**WHAT IS BEING ASKED**
Single out each line with the word "Safety" and copy it.

(Dataset records)

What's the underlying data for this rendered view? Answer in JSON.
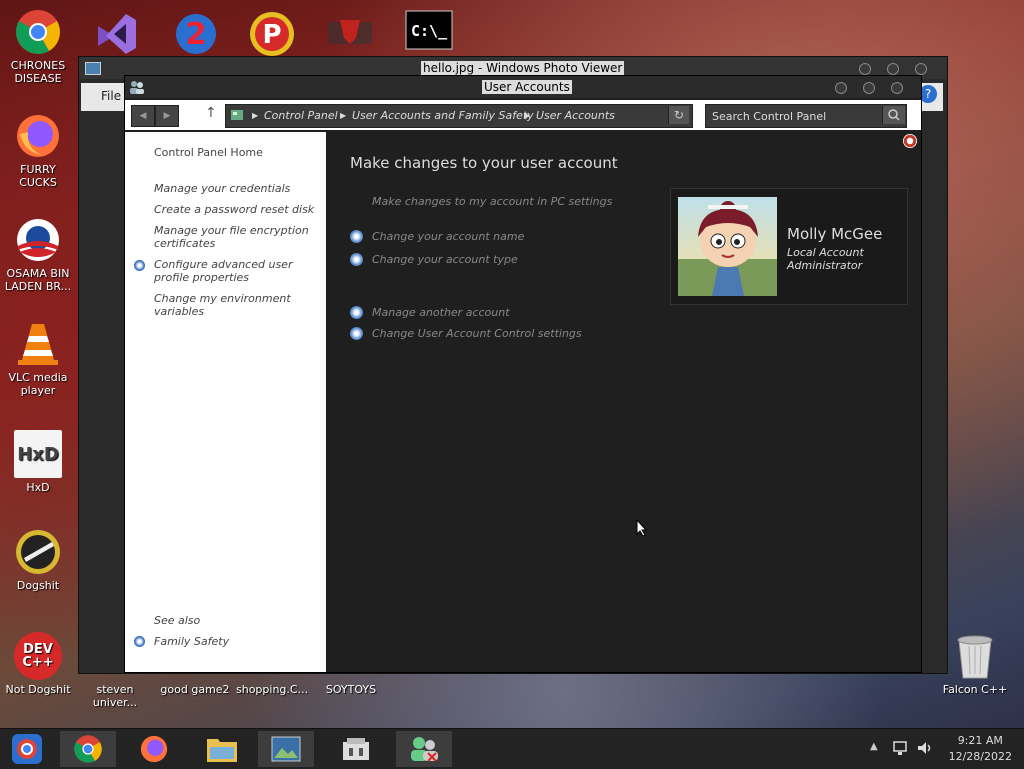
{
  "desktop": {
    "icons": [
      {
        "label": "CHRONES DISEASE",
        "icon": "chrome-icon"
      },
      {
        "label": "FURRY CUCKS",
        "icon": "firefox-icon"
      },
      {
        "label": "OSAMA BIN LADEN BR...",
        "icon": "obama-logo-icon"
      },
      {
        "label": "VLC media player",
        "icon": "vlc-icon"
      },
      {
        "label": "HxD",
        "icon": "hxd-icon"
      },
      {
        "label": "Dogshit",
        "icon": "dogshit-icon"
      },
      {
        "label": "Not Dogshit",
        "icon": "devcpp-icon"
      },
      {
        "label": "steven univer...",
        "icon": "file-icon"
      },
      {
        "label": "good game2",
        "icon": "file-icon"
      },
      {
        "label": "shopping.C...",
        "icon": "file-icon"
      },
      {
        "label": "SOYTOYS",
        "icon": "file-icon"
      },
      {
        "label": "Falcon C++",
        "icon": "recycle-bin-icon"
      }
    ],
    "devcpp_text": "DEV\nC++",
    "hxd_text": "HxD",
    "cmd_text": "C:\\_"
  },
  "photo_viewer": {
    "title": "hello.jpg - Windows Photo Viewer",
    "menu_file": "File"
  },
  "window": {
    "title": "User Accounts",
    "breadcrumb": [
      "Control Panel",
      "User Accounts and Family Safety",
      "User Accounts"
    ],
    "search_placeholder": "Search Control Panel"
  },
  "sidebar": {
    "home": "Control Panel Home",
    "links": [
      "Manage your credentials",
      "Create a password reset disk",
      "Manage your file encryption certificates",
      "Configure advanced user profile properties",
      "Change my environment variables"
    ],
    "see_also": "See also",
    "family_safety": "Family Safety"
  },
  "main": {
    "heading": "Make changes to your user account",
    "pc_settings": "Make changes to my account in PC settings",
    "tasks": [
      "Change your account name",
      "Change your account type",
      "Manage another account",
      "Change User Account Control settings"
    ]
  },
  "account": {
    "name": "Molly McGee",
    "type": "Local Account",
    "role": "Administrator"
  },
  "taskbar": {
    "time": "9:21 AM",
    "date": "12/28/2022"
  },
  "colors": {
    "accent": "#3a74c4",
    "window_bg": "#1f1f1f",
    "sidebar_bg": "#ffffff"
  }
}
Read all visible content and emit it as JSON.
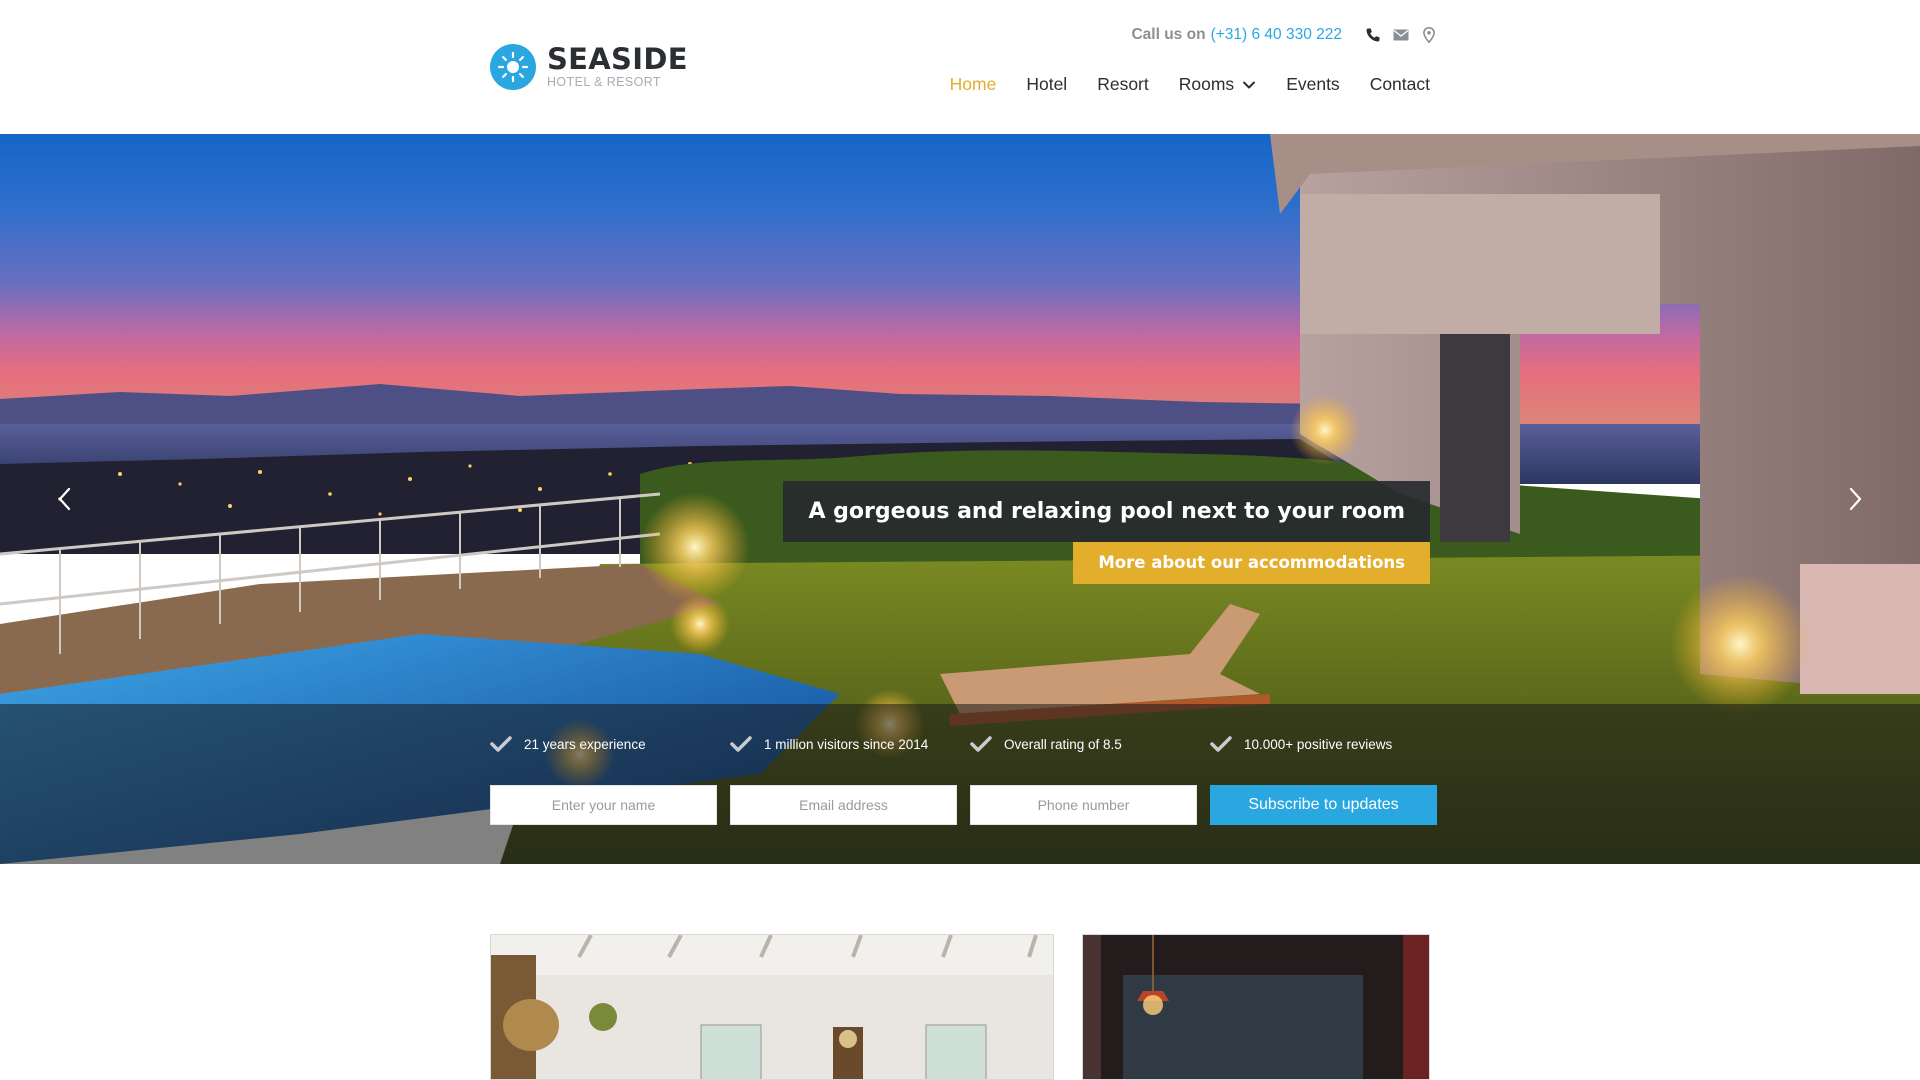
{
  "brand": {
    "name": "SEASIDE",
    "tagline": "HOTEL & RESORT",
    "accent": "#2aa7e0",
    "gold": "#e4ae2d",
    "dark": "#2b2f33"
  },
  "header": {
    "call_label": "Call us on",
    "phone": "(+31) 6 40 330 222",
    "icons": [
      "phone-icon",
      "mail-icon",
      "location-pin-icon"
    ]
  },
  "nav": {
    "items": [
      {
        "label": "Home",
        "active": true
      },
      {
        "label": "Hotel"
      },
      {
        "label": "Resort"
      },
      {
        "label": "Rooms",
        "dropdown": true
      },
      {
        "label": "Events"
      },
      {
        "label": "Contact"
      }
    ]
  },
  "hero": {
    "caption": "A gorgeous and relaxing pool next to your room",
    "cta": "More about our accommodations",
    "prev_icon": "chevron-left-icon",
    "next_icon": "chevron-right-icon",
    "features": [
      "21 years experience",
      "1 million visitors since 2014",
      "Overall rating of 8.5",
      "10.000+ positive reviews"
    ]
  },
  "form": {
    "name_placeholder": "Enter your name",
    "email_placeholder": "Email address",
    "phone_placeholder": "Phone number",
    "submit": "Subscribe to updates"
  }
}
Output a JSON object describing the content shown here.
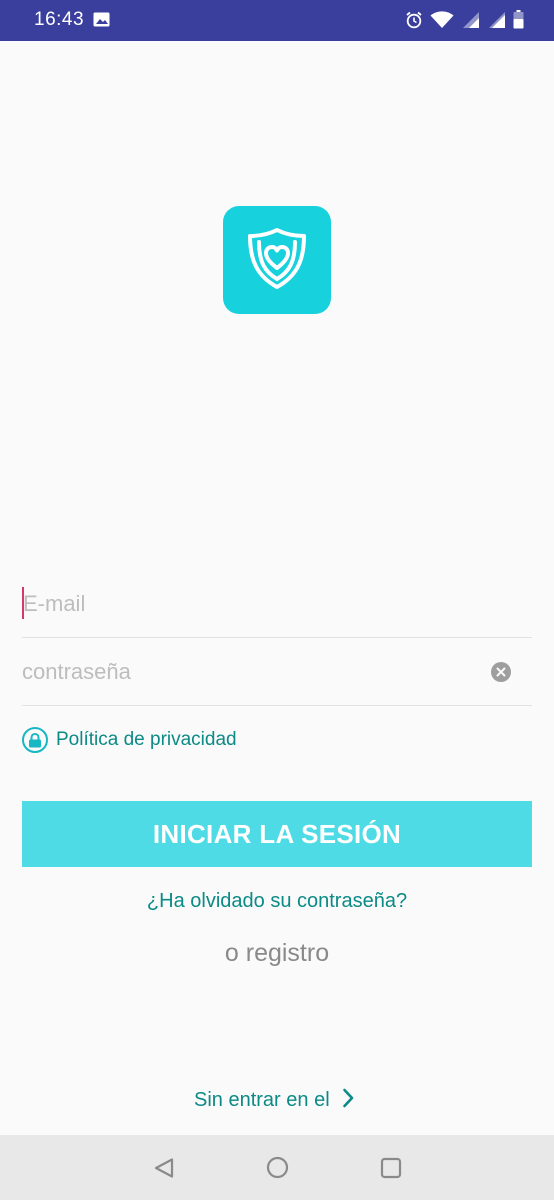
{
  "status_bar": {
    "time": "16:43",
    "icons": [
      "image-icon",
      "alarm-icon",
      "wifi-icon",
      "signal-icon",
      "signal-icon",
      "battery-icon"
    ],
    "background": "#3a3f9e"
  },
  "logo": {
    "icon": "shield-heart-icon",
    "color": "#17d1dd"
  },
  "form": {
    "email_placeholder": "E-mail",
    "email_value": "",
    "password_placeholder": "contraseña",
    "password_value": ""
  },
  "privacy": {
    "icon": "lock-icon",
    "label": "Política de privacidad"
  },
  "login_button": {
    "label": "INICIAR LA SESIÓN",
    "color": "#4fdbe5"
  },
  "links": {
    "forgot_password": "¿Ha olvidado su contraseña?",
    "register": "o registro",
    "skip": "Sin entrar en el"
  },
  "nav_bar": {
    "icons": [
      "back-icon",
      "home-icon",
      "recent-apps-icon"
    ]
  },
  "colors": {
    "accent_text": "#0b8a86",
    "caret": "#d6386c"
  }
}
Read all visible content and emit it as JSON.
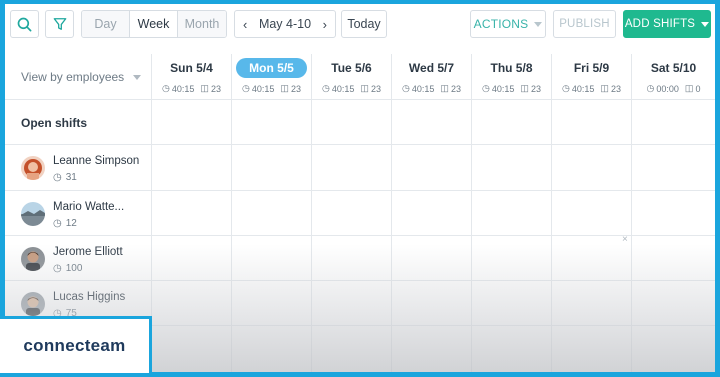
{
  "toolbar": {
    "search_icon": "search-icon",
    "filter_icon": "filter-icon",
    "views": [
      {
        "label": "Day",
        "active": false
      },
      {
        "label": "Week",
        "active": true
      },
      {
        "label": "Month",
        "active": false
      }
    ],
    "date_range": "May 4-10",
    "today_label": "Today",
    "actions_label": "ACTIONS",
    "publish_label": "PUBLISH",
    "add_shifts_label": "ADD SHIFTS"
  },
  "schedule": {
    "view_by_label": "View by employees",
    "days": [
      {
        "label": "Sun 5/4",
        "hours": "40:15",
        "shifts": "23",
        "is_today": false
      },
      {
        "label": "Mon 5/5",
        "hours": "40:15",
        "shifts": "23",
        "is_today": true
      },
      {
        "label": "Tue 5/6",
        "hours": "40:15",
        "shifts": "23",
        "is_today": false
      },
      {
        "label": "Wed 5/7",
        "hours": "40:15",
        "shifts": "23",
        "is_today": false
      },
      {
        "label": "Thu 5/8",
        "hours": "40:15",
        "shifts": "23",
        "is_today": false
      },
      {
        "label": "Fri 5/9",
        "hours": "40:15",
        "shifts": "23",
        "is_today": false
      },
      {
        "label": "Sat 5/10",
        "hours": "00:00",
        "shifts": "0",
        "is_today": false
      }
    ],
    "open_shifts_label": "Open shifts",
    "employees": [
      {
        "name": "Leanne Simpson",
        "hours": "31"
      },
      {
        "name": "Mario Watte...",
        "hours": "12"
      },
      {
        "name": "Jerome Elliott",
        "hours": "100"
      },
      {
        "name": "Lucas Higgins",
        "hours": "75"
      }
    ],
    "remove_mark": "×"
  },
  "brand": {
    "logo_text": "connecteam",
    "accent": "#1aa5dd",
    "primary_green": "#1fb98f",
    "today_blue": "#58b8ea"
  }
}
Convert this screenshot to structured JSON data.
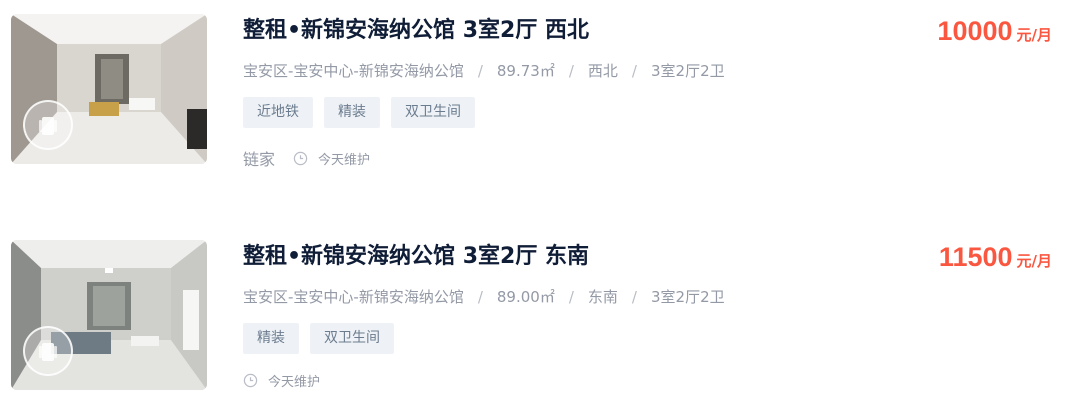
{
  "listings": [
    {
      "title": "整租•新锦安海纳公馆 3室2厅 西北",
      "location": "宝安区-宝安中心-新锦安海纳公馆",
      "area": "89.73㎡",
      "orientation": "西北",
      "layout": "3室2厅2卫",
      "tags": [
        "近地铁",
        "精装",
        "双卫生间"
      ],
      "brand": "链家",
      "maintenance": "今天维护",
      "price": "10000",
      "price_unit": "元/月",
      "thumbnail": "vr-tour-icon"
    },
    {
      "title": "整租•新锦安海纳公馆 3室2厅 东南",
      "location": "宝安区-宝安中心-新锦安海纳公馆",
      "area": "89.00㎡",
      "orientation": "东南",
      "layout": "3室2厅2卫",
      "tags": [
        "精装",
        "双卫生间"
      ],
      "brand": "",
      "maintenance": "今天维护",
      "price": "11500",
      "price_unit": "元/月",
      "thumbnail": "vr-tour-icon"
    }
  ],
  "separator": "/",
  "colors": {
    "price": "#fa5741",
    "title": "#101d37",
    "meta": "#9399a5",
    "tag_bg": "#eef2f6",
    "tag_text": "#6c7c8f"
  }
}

**THE OUTPUT**
      "User Accounts and Family Safety",
    "family_safety": "Family Safety"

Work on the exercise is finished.